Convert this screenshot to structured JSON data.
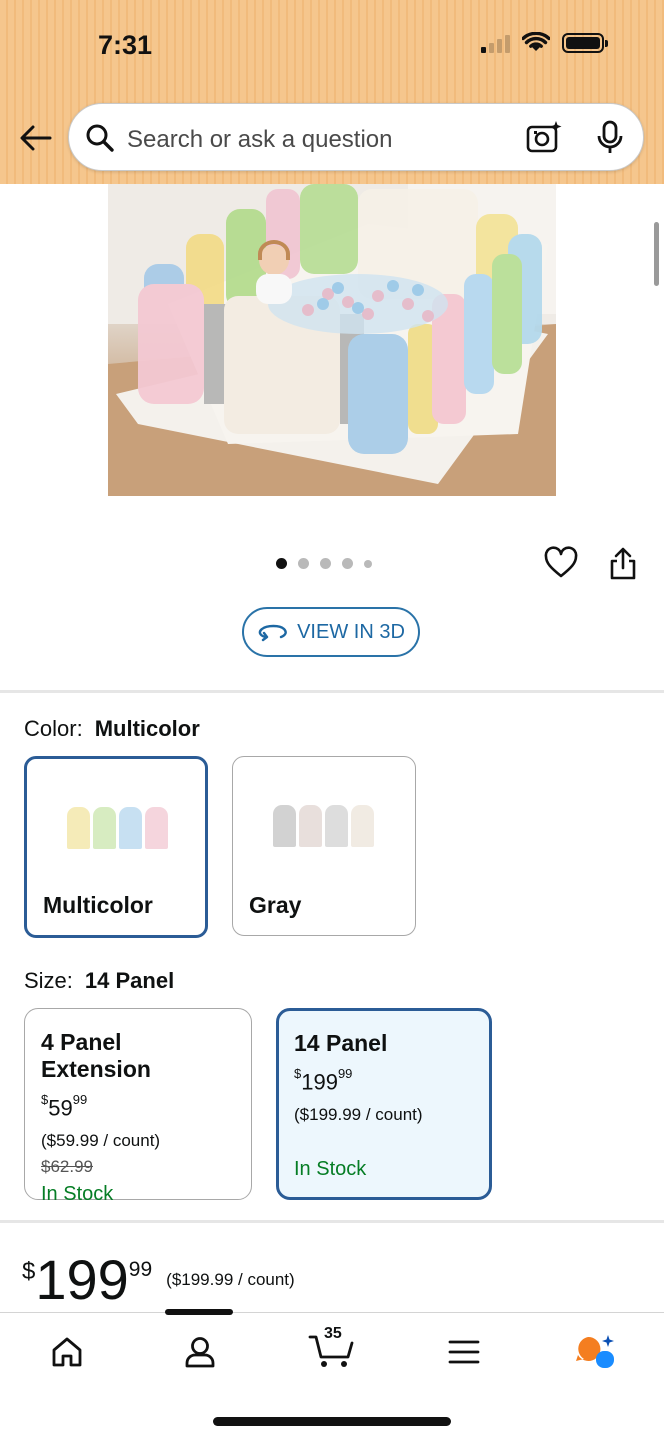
{
  "status_bar": {
    "time": "7:31"
  },
  "search": {
    "placeholder": "Search or ask a question"
  },
  "product": {
    "image_alt": "Colorful baby playpen with toddler and ball pit",
    "gallery_dots": 5,
    "gallery_active_index": 0,
    "view_3d_label": "VIEW IN 3D"
  },
  "color": {
    "label": "Color:",
    "selected": "Multicolor",
    "options": [
      {
        "name": "Multicolor",
        "selected": true
      },
      {
        "name": "Gray",
        "selected": false
      }
    ]
  },
  "size": {
    "label": "Size:",
    "selected": "14 Panel",
    "options": [
      {
        "title": "4 Panel Extension",
        "price_whole": "59",
        "price_fraction": "99",
        "unit_price": "($59.99 / count)",
        "was_price": "$62.99",
        "stock": "In Stock",
        "selected": false
      },
      {
        "title": "14 Panel",
        "price_whole": "199",
        "price_fraction": "99",
        "unit_price": "($199.99 / count)",
        "stock": "In Stock",
        "selected": true
      }
    ]
  },
  "price": {
    "symbol": "$",
    "whole": "199",
    "fraction": "99",
    "unit_price": "($199.99 / count)"
  },
  "bottom_nav": {
    "items": [
      "home-icon",
      "account-icon",
      "cart-icon",
      "menu-icon",
      "rufus-icon"
    ],
    "cart_count": "35",
    "active_index": 1
  },
  "colors": {
    "accent_blue": "#2b5c96",
    "link_blue": "#1d68a3",
    "stock_green": "#067d25",
    "header_orange": "#f5c68d",
    "rufus_orange": "#f47e20",
    "rufus_blue": "#1a8cff"
  }
}
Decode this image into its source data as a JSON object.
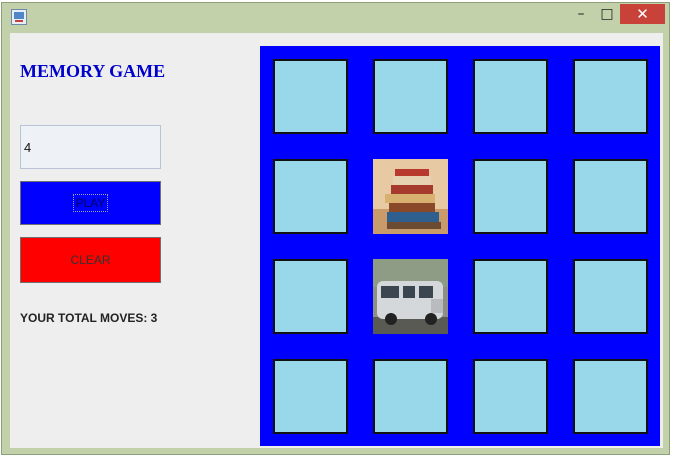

Exercise objective: In your copy of the records, include no pictures; repeat everything else exactly.

Exercise response:
Convert this screenshot to structured JSON data.
{
  "status_bar": {
    "time": "7:31"
  },
  "search": {
    "placeholder": "Search or ask a question"
  },
  "product": {
    "image_alt": "Colorful baby playpen with toddler and ball pit",
    "gallery_dots": 5,
    "gallery_active_index": 0,
    "view_3d_label": "VIEW IN 3D"
  },
  "color": {
    "label": "Color:",
    "selected": "Multicolor",
    "options": [
      {
        "name": "Multicolor",
        "selected": true
      },
      {
        "name": "Gray",
        "selected": false
      }
    ]
  },
  "size": {
    "label": "Size:",
    "selected": "14 Panel",
    "options": [
      {
        "title": "4 Panel Extension",
        "price_whole": "59",
        "price_fraction": "99",
        "unit_price": "($59.99 / count)",
        "was_price": "$62.99",
        "stock": "In Stock",
        "selected": false
      },
      {
        "title": "14 Panel",
        "price_whole": "199",
        "price_fraction": "99",
        "unit_price": "($199.99 / count)",
        "stock": "In Stock",
        "selected": true
      }
    ]
  },
  "price": {
    "symbol": "$",
    "whole": "199",
    "fraction": "99",
    "unit_price": "($199.99 / count)"
  },
  "bottom_nav": {
    "items": [
      "home-icon",
      "account-icon",
      "cart-icon",
      "menu-icon",
      "rufus-icon"
    ],
    "cart_count": "35",
    "active_index": 1
  },
  "colors": {
    "accent_blue": "#2b5c96",
    "link_blue": "#1d68a3",
    "stock_green": "#067d25",
    "header_orange": "#f5c68d",
    "rufus_orange": "#f47e20",
    "rufus_blue": "#1a8cff"
  }
}
Decode this image into its source data as a JSON object.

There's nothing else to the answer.